EXERCISE BRIEF:
Your task is to reproduce the entries below word for word.
○ ○ ○
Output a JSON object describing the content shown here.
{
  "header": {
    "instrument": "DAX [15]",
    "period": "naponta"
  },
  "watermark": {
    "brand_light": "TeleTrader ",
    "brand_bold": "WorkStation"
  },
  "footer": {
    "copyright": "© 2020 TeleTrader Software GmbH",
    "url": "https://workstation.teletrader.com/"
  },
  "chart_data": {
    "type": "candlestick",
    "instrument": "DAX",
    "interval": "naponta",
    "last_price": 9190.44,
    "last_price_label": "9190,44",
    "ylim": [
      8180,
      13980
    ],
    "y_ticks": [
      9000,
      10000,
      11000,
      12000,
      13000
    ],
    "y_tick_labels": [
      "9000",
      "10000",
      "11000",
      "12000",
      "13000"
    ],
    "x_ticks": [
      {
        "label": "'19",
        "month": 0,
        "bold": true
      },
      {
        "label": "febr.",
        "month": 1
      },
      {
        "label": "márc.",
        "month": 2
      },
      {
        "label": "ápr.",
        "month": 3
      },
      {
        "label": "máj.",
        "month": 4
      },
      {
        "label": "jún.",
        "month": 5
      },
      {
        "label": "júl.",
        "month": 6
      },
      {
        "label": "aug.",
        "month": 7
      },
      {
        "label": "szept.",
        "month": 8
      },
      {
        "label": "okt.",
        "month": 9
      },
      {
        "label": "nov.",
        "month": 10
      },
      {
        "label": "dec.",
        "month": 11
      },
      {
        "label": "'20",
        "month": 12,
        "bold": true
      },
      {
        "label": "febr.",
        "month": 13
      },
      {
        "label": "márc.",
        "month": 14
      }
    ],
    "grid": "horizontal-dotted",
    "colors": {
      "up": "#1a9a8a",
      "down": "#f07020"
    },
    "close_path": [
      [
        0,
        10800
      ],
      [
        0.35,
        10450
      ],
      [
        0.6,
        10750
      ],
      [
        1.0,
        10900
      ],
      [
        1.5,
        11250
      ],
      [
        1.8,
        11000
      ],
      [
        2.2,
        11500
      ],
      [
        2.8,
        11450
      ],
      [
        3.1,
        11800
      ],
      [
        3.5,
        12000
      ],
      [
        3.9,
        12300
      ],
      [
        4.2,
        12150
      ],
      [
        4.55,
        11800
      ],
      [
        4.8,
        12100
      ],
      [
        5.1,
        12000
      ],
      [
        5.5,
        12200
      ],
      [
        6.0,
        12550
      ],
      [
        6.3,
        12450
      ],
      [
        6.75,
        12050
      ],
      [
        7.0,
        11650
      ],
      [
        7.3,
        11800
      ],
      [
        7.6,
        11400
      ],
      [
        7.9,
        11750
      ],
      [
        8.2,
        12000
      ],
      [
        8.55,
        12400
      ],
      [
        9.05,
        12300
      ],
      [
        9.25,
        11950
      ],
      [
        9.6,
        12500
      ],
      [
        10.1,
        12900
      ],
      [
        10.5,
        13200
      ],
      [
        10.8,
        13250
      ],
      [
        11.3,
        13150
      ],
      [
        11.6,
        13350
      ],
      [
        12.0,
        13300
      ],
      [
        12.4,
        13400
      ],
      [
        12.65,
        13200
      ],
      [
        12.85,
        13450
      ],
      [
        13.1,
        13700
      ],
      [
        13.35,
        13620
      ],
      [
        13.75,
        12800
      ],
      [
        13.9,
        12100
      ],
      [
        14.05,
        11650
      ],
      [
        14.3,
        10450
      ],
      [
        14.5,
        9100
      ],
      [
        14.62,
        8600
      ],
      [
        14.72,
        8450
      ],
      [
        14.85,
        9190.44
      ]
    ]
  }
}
○ ○ ○
RESPONSE TO THIS EXERCISE:
Output a JSON object describing the content shown here.
{
  "header": {
    "instrument": "DAX [15]",
    "period": "naponta"
  },
  "watermark": {
    "brand_light": "TeleTrader ",
    "brand_bold": "WorkStation"
  },
  "footer": {
    "copyright": "© 2020 TeleTrader Software GmbH",
    "url": "https://workstation.teletrader.com/"
  },
  "chart_data": {
    "type": "candlestick",
    "instrument": "DAX",
    "interval": "naponta",
    "last_price": 9190.44,
    "last_price_label": "9190,44",
    "ylim": [
      8180,
      13980
    ],
    "y_ticks": [
      9000,
      10000,
      11000,
      12000,
      13000
    ],
    "y_tick_labels": [
      "9000",
      "10000",
      "11000",
      "12000",
      "13000"
    ],
    "x_ticks": [
      {
        "label": "'19",
        "month": 0,
        "bold": true
      },
      {
        "label": "febr.",
        "month": 1
      },
      {
        "label": "márc.",
        "month": 2
      },
      {
        "label": "ápr.",
        "month": 3
      },
      {
        "label": "máj.",
        "month": 4
      },
      {
        "label": "jún.",
        "month": 5
      },
      {
        "label": "júl.",
        "month": 6
      },
      {
        "label": "aug.",
        "month": 7
      },
      {
        "label": "szept.",
        "month": 8
      },
      {
        "label": "okt.",
        "month": 9
      },
      {
        "label": "nov.",
        "month": 10
      },
      {
        "label": "dec.",
        "month": 11
      },
      {
        "label": "'20",
        "month": 12,
        "bold": true
      },
      {
        "label": "febr.",
        "month": 13
      },
      {
        "label": "márc.",
        "month": 14
      }
    ],
    "grid": "horizontal-dotted",
    "colors": {
      "up": "#1a9a8a",
      "down": "#f07020"
    },
    "close_path": [
      [
        0,
        10800
      ],
      [
        0.35,
        10450
      ],
      [
        0.6,
        10750
      ],
      [
        1.0,
        10900
      ],
      [
        1.5,
        11250
      ],
      [
        1.8,
        11000
      ],
      [
        2.2,
        11500
      ],
      [
        2.8,
        11450
      ],
      [
        3.1,
        11800
      ],
      [
        3.5,
        12000
      ],
      [
        3.9,
        12300
      ],
      [
        4.2,
        12150
      ],
      [
        4.55,
        11800
      ],
      [
        4.8,
        12100
      ],
      [
        5.1,
        12000
      ],
      [
        5.5,
        12200
      ],
      [
        6.0,
        12550
      ],
      [
        6.3,
        12450
      ],
      [
        6.75,
        12050
      ],
      [
        7.0,
        11650
      ],
      [
        7.3,
        11800
      ],
      [
        7.6,
        11400
      ],
      [
        7.9,
        11750
      ],
      [
        8.2,
        12000
      ],
      [
        8.55,
        12400
      ],
      [
        9.05,
        12300
      ],
      [
        9.25,
        11950
      ],
      [
        9.6,
        12500
      ],
      [
        10.1,
        12900
      ],
      [
        10.5,
        13200
      ],
      [
        10.8,
        13250
      ],
      [
        11.3,
        13150
      ],
      [
        11.6,
        13350
      ],
      [
        12.0,
        13300
      ],
      [
        12.4,
        13400
      ],
      [
        12.65,
        13200
      ],
      [
        12.85,
        13450
      ],
      [
        13.1,
        13700
      ],
      [
        13.35,
        13620
      ],
      [
        13.75,
        12800
      ],
      [
        13.9,
        12100
      ],
      [
        14.05,
        11650
      ],
      [
        14.3,
        10450
      ],
      [
        14.5,
        9100
      ],
      [
        14.62,
        8600
      ],
      [
        14.72,
        8450
      ],
      [
        14.85,
        9190.44
      ]
    ]
  }
}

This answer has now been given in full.